### Given problem:
Sort through the entries below and pull out lines containing the word "this".

### Extracted entries:
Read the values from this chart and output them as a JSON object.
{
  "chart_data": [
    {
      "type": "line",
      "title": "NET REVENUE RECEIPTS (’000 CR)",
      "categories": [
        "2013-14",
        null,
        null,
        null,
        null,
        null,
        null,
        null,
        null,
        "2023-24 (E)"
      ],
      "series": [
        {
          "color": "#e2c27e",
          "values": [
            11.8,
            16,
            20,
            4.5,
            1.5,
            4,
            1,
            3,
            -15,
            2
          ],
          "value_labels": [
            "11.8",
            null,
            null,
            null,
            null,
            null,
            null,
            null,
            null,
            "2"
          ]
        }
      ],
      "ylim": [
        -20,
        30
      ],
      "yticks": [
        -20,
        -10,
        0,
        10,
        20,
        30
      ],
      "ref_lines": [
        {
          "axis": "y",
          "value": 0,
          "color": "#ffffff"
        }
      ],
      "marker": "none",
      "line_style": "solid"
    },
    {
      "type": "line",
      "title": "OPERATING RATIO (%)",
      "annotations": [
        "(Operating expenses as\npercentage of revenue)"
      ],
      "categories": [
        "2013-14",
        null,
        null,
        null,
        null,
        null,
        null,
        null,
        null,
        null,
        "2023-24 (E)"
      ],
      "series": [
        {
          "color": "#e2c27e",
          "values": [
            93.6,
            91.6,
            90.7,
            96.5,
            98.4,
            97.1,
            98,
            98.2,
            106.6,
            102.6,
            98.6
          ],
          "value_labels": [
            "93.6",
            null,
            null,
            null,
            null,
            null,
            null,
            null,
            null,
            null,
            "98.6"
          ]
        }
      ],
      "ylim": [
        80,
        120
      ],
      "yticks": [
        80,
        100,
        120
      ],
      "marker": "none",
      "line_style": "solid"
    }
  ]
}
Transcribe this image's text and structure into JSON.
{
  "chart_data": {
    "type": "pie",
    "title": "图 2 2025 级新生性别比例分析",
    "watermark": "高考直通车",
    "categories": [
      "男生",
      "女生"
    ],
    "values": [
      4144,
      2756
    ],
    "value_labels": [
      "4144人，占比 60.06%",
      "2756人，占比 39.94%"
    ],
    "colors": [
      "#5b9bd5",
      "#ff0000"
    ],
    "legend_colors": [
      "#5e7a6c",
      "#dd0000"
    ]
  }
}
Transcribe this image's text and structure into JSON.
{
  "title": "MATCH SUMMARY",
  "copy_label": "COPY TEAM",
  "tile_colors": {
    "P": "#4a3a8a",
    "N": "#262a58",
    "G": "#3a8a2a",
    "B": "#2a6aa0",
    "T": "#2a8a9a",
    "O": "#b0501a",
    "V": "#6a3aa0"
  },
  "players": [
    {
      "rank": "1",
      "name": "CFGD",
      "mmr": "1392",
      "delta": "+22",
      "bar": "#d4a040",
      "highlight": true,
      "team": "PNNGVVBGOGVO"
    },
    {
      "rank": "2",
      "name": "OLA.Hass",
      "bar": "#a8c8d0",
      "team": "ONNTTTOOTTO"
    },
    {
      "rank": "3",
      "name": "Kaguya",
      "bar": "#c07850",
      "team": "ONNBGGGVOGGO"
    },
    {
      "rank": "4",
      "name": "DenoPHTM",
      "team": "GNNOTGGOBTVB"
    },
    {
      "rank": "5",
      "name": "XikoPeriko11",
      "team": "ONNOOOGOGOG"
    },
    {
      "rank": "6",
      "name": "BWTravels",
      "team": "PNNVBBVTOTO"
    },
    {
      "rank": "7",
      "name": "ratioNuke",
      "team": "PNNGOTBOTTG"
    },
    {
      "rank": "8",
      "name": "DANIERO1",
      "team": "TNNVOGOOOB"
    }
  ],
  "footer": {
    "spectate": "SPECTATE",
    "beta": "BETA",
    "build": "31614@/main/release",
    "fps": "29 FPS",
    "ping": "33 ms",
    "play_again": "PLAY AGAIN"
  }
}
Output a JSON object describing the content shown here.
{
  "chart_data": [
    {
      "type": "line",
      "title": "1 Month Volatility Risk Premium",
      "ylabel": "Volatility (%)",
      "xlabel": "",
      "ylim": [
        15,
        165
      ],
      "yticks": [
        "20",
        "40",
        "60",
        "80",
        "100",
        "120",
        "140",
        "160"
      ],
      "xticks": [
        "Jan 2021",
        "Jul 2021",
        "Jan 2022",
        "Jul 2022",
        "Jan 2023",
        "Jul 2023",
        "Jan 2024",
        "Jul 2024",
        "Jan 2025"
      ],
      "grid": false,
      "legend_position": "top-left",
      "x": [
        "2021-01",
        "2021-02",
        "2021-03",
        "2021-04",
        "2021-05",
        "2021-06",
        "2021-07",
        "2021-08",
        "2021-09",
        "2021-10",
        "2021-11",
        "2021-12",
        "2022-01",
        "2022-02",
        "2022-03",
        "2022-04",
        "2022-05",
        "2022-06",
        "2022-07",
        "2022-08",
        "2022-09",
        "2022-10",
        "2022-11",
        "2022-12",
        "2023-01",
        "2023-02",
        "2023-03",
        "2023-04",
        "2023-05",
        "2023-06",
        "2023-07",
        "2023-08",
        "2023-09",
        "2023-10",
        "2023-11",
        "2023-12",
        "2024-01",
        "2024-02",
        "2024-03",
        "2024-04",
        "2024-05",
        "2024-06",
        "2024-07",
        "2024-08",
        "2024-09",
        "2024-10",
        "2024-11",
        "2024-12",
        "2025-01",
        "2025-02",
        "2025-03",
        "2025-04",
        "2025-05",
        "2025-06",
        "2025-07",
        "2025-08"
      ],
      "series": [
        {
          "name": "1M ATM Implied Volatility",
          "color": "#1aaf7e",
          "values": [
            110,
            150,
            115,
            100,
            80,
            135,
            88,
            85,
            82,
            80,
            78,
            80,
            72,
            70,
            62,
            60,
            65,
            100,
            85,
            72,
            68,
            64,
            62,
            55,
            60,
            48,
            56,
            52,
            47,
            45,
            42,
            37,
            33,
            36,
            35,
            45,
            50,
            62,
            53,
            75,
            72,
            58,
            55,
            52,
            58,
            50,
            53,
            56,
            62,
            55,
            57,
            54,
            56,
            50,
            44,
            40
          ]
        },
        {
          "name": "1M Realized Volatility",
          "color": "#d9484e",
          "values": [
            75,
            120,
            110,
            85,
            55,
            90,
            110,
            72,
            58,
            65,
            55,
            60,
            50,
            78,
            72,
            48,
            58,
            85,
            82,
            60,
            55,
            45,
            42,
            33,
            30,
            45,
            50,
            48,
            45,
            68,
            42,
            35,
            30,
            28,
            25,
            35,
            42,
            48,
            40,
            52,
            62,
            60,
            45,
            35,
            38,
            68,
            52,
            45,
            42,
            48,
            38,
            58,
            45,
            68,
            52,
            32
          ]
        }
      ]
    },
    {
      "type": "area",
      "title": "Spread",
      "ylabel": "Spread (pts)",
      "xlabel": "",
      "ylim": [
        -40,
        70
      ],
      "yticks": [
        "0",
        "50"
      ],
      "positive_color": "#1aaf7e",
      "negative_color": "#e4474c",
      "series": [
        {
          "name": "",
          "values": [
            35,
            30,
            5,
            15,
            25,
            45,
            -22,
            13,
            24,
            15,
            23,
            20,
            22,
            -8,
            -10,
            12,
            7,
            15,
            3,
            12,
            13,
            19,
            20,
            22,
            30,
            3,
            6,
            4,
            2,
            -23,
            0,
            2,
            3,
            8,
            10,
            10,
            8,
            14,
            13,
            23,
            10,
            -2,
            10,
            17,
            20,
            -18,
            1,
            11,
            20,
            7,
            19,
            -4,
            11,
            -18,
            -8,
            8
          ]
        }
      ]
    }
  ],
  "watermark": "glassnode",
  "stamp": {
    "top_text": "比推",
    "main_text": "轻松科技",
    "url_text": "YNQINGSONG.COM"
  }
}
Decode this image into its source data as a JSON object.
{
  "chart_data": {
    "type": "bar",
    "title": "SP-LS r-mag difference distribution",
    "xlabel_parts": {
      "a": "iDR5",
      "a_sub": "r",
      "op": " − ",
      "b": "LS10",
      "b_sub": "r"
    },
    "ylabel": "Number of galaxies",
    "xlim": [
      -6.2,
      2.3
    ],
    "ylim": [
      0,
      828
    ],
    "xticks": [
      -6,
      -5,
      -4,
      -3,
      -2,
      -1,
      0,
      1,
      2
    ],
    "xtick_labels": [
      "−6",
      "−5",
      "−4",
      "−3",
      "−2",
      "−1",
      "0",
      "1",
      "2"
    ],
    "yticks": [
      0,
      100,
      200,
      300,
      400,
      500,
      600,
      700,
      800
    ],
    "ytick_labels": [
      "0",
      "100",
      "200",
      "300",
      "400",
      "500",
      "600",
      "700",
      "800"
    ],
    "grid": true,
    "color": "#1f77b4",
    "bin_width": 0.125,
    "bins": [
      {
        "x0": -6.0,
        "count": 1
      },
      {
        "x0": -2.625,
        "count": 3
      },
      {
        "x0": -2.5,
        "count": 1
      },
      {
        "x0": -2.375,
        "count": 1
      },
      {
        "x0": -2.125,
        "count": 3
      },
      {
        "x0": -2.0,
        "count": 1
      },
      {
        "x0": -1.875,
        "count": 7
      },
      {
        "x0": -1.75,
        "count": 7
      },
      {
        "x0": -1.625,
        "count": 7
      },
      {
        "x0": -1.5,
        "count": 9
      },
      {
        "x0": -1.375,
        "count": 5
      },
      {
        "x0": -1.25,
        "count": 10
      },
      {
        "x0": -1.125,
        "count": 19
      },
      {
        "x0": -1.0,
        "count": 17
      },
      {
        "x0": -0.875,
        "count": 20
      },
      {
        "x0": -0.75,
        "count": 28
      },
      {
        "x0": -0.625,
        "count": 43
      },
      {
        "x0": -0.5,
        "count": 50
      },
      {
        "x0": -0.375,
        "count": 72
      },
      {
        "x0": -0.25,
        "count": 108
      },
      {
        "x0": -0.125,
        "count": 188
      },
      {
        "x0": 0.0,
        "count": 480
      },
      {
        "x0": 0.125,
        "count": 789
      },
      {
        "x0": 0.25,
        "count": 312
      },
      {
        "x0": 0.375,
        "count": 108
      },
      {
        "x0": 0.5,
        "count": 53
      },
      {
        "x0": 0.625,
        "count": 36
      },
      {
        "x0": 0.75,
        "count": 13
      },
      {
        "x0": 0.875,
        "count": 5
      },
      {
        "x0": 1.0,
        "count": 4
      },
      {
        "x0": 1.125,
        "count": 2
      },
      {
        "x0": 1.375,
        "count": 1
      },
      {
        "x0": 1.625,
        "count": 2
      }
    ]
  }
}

### Output below:
Read the values from this chart and output them as a JSON object.
Transcribe this image's text and structure into JSON.
Transcribe this image's text and structure into JSON.
Decode this image into its source data as a JSON object.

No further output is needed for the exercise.